- [Work to be completed]: Drop the images; return everything else in the listing below exactly.

## Begin

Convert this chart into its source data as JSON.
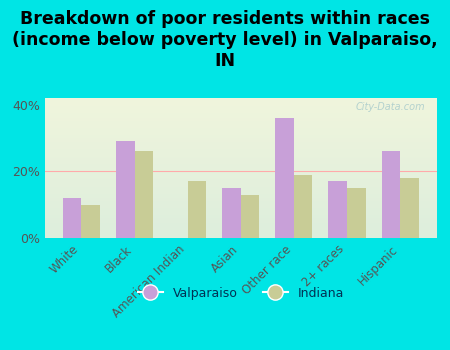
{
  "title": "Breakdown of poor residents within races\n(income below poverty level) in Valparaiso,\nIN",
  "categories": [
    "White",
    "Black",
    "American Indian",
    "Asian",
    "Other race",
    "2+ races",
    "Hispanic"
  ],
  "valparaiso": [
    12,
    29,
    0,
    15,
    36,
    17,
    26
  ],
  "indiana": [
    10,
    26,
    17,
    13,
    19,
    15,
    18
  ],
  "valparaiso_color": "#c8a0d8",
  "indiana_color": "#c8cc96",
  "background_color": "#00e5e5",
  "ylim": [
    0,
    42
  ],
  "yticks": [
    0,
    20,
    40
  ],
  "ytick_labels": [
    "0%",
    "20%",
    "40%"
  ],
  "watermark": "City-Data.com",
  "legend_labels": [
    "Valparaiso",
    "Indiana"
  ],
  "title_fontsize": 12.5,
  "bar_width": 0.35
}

## End

- [In response]:
Convert this chart into its source data as JSON.
{
  "title": "Breakdown of poor residents within races\n(income below poverty level) in Valparaiso,\nIN",
  "categories": [
    "White",
    "Black",
    "American Indian",
    "Asian",
    "Other race",
    "2+ races",
    "Hispanic"
  ],
  "valparaiso": [
    12,
    29,
    0,
    15,
    36,
    17,
    26
  ],
  "indiana": [
    10,
    26,
    17,
    13,
    19,
    15,
    18
  ],
  "valparaiso_color": "#c8a0d8",
  "indiana_color": "#c8cc96",
  "background_color": "#00e5e5",
  "ylim": [
    0,
    42
  ],
  "yticks": [
    0,
    20,
    40
  ],
  "ytick_labels": [
    "0%",
    "20%",
    "40%"
  ],
  "watermark": "City-Data.com",
  "legend_labels": [
    "Valparaiso",
    "Indiana"
  ],
  "title_fontsize": 12.5,
  "bar_width": 0.35
}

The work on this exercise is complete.